**AIM OF THE TASK**
The data must be written out once more, precisely as given.

═════ THE INPUT ═════

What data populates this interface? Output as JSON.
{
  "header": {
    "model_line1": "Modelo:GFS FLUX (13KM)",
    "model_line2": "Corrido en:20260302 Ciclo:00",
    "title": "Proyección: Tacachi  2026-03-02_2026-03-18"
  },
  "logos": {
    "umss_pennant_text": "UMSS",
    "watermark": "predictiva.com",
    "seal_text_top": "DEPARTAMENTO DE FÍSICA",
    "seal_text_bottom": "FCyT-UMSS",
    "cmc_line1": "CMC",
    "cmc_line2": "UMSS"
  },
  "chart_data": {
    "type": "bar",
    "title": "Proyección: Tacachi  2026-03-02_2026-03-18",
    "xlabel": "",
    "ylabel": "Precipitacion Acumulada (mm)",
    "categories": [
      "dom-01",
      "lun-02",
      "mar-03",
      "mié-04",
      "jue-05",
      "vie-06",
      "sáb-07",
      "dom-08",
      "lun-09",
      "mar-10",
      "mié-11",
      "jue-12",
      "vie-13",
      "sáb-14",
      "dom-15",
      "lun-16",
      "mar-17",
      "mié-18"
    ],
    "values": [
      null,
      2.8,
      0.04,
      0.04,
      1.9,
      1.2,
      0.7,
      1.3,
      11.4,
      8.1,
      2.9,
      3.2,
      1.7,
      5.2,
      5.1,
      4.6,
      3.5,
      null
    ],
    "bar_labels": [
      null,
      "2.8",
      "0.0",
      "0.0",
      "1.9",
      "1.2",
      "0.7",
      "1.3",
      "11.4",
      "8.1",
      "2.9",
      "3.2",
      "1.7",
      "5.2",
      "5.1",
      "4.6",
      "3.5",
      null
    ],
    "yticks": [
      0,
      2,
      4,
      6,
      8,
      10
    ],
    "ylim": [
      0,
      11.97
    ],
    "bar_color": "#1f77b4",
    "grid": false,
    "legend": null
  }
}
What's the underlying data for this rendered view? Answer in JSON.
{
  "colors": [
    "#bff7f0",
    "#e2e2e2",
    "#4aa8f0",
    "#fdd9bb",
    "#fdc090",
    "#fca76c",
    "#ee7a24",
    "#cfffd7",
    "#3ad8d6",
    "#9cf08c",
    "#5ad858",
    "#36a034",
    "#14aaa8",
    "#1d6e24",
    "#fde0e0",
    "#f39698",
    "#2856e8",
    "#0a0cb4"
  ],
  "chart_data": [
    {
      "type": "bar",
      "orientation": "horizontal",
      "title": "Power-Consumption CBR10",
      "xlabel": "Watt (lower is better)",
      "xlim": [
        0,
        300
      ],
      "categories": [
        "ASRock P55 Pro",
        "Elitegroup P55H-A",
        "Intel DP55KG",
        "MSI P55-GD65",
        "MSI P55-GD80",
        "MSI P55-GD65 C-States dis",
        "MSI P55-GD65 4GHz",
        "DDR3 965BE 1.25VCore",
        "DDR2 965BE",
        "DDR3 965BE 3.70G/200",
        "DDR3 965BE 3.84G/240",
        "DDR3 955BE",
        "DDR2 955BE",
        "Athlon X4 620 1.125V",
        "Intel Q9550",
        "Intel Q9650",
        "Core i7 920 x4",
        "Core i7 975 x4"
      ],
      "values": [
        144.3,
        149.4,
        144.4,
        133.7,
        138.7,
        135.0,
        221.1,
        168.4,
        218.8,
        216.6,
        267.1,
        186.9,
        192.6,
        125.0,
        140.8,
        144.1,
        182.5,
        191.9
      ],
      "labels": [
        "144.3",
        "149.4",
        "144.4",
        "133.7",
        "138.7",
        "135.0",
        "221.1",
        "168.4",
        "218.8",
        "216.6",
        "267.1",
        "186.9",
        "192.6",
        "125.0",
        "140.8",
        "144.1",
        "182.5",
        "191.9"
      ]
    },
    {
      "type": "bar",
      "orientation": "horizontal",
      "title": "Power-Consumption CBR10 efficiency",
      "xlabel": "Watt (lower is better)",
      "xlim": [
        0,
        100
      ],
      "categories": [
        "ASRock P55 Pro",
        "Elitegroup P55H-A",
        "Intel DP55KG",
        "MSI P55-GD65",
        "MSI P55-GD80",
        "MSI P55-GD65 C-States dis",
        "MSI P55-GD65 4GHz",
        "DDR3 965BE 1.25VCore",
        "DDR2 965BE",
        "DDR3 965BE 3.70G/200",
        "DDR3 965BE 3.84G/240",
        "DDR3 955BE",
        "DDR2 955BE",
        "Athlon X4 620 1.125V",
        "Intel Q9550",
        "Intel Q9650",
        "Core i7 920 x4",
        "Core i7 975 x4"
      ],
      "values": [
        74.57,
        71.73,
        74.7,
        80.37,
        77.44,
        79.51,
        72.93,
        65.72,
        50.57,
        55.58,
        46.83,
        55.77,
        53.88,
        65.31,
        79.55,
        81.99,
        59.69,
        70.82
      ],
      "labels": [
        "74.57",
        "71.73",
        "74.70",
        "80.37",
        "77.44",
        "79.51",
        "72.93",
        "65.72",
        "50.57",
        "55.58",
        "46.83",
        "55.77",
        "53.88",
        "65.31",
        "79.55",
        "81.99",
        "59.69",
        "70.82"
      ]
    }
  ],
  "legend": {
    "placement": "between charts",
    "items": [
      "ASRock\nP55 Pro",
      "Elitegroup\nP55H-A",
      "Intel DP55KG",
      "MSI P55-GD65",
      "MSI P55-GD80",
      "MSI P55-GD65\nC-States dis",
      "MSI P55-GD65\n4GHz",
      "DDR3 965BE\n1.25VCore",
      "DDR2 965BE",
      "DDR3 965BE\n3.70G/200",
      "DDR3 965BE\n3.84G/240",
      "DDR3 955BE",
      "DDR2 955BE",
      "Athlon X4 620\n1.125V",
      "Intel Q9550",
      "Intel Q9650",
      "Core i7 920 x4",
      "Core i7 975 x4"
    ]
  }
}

═════

**EXERCISE OUTPUT**
What data populates this interface? Output as JSON.
{
  "header": {
    "model_line1": "Modelo:GFS FLUX (13KM)",
    "model_line2": "Corrido en:20260302 Ciclo:00",
    "title": "Proyección: Tacachi  2026-03-02_2026-03-18"
  },
  "logos": {
    "umss_pennant_text": "UMSS",
    "watermark": "predictiva.com",
    "seal_text_top": "DEPARTAMENTO DE FÍSICA",
    "seal_text_bottom": "FCyT-UMSS",
    "cmc_line1": "CMC",
    "cmc_line2": "UMSS"
  },
  "chart_data": {
    "type": "bar",
    "title": "Proyección: Tacachi  2026-03-02_2026-03-18",
    "xlabel": "",
    "ylabel": "Precipitacion Acumulada (mm)",
    "categories": [
      "dom-01",
      "lun-02",
      "mar-03",
      "mié-04",
      "jue-05",
      "vie-06",
      "sáb-07",
      "dom-08",
      "lun-09",
      "mar-10",
      "mié-11",
      "jue-12",
      "vie-13",
      "sáb-14",
      "dom-15",
      "lun-16",
      "mar-17",
      "mié-18"
    ],
    "values": [
      null,
      2.8,
      0.04,
      0.04,
      1.9,
      1.2,
      0.7,
      1.3,
      11.4,
      8.1,
      2.9,
      3.2,
      1.7,
      5.2,
      5.1,
      4.6,
      3.5,
      null
    ],
    "bar_labels": [
      null,
      "2.8",
      "0.0",
      "0.0",
      "1.9",
      "1.2",
      "0.7",
      "1.3",
      "11.4",
      "8.1",
      "2.9",
      "3.2",
      "1.7",
      "5.2",
      "5.1",
      "4.6",
      "3.5",
      null
    ],
    "yticks": [
      0,
      2,
      4,
      6,
      8,
      10
    ],
    "ylim": [
      0,
      11.97
    ],
    "bar_color": "#1f77b4",
    "grid": false,
    "legend": null
  }
}
What's the underlying data for this rendered view? Answer in JSON.
{
  "colors": [
    "#bff7f0",
    "#e2e2e2",
    "#4aa8f0",
    "#fdd9bb",
    "#fdc090",
    "#fca76c",
    "#ee7a24",
    "#cfffd7",
    "#3ad8d6",
    "#9cf08c",
    "#5ad858",
    "#36a034",
    "#14aaa8",
    "#1d6e24",
    "#fde0e0",
    "#f39698",
    "#2856e8",
    "#0a0cb4"
  ],
  "chart_data": [
    {
      "type": "bar",
      "orientation": "horizontal",
      "title": "Power-Consumption CBR10",
      "xlabel": "Watt (lower is better)",
      "xlim": [
        0,
        300
      ],
      "categories": [
        "ASRock P55 Pro",
        "Elitegroup P55H-A",
        "Intel DP55KG",
        "MSI P55-GD65",
        "MSI P55-GD80",
        "MSI P55-GD65 C-States dis",
        "MSI P55-GD65 4GHz",
        "DDR3 965BE 1.25VCore",
        "DDR2 965BE",
        "DDR3 965BE 3.70G/200",
        "DDR3 965BE 3.84G/240",
        "DDR3 955BE",
        "DDR2 955BE",
        "Athlon X4 620 1.125V",
        "Intel Q9550",
        "Intel Q9650",
        "Core i7 920 x4",
        "Core i7 975 x4"
      ],
      "values": [
        144.3,
        149.4,
        144.4,
        133.7,
        138.7,
        135.0,
        221.1,
        168.4,
        218.8,
        216.6,
        267.1,
        186.9,
        192.6,
        125.0,
        140.8,
        144.1,
        182.5,
        191.9
      ],
      "labels": [
        "144.3",
        "149.4",
        "144.4",
        "133.7",
        "138.7",
        "135.0",
        "221.1",
        "168.4",
        "218.8",
        "216.6",
        "267.1",
        "186.9",
        "192.6",
        "125.0",
        "140.8",
        "144.1",
        "182.5",
        "191.9"
      ]
    },
    {
      "type": "bar",
      "orientation": "horizontal",
      "title": "Power-Consumption CBR10 efficiency",
      "xlabel": "Watt (lower is better)",
      "xlim": [
        0,
        100
      ],
      "categories": [
        "ASRock P55 Pro",
        "Elitegroup P55H-A",
        "Intel DP55KG",
        "MSI P55-GD65",
        "MSI P55-GD80",
        "MSI P55-GD65 C-States dis",
        "MSI P55-GD65 4GHz",
        "DDR3 965BE 1.25VCore",
        "DDR2 965BE",
        "DDR3 965BE 3.70G/200",
        "DDR3 965BE 3.84G/240",
        "DDR3 955BE",
        "DDR2 955BE",
        "Athlon X4 620 1.125V",
        "Intel Q9550",
        "Intel Q9650",
        "Core i7 920 x4",
        "Core i7 975 x4"
      ],
      "values": [
        74.57,
        71.73,
        74.7,
        80.37,
        77.44,
        79.51,
        72.93,
        65.72,
        50.57,
        55.58,
        46.83,
        55.77,
        53.88,
        65.31,
        79.55,
        81.99,
        59.69,
        70.82
      ],
      "labels": [
        "74.57",
        "71.73",
        "74.70",
        "80.37",
        "77.44",
        "79.51",
        "72.93",
        "65.72",
        "50.57",
        "55.58",
        "46.83",
        "55.77",
        "53.88",
        "65.31",
        "79.55",
        "81.99",
        "59.69",
        "70.82"
      ]
    }
  ],
  "legend": {
    "placement": "between charts",
    "items": [
      "ASRock\nP55 Pro",
      "Elitegroup\nP55H-A",
      "Intel DP55KG",
      "MSI P55-GD65",
      "MSI P55-GD80",
      "MSI P55-GD65\nC-States dis",
      "MSI P55-GD65\n4GHz",
      "DDR3 965BE\n1.25VCore",
      "DDR2 965BE",
      "DDR3 965BE\n3.70G/200",
      "DDR3 965BE\n3.84G/240",
      "DDR3 955BE",
      "DDR2 955BE",
      "Athlon X4 620\n1.125V",
      "Intel Q9550",
      "Intel Q9650",
      "Core i7 920 x4",
      "Core i7 975 x4"
    ]
  }
}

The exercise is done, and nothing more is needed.